Task goal =>
Gather the lines below that include the string "blir", copying each in full.

## begin

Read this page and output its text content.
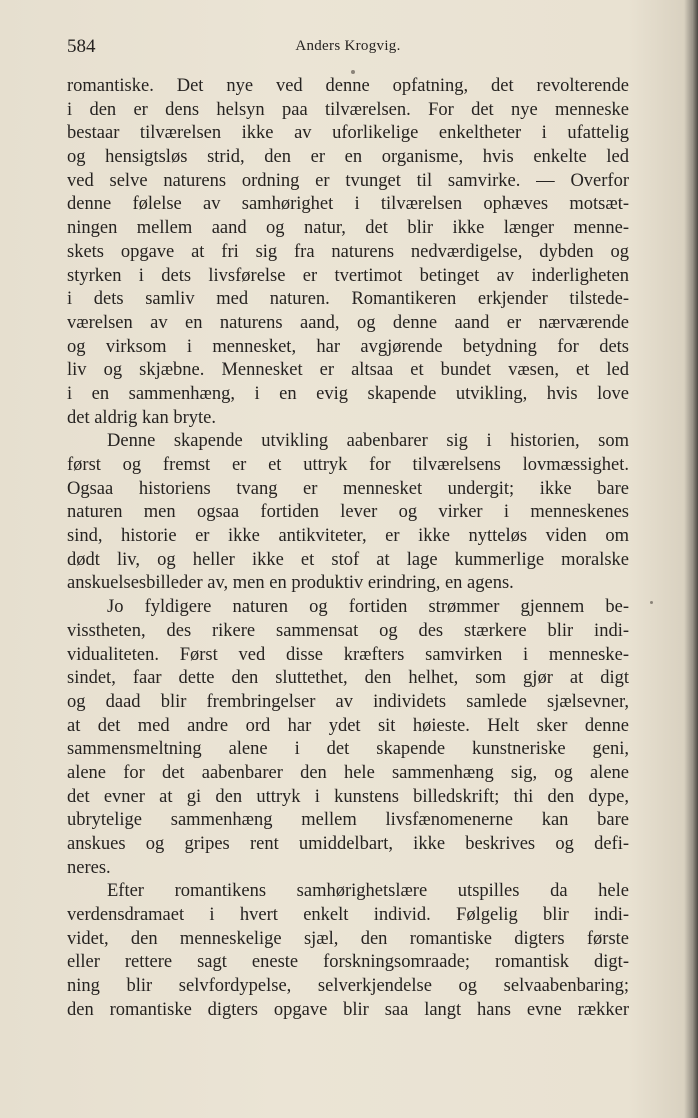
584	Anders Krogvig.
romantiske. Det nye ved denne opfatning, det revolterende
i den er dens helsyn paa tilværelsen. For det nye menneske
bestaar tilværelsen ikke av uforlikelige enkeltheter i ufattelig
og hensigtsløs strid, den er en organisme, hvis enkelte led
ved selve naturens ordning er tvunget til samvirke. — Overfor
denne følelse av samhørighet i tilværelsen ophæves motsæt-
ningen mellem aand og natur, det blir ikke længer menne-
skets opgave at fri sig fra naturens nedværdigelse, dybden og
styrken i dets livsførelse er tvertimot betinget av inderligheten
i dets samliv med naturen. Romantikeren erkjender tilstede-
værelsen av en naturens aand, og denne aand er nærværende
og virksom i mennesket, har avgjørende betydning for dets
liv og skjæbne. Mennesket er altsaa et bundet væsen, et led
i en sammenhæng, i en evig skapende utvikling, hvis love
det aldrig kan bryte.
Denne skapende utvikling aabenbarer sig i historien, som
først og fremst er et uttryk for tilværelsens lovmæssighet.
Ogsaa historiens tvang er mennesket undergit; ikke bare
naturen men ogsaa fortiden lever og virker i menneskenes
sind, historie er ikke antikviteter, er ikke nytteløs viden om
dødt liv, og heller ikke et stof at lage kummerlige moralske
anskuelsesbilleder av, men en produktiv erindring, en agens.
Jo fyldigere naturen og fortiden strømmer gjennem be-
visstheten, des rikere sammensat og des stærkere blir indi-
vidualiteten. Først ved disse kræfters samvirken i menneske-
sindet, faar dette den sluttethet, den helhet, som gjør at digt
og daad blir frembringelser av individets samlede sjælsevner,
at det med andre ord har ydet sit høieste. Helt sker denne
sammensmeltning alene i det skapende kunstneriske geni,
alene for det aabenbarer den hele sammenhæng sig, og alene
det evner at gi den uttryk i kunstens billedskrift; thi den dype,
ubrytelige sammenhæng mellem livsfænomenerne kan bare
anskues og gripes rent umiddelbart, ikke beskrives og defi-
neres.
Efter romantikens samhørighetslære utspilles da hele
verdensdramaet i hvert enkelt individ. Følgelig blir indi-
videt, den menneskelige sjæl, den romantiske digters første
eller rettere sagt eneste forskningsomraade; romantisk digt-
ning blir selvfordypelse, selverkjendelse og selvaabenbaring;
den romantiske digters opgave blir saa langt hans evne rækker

## end

Solution =>
ningen mellem aand og natur, det blir ikke længer menne-
visstheten, des rikere sammensat og des stærkere blir indi-
og daad blir frembringelser av individets samlede sjælsevner,
verdensdramaet i hvert enkelt individ. Følgelig blir indi-
ning blir selvfordypelse, selverkjendelse og selvaabenbaring;
den romantiske digters opgave blir saa langt hans evne rækker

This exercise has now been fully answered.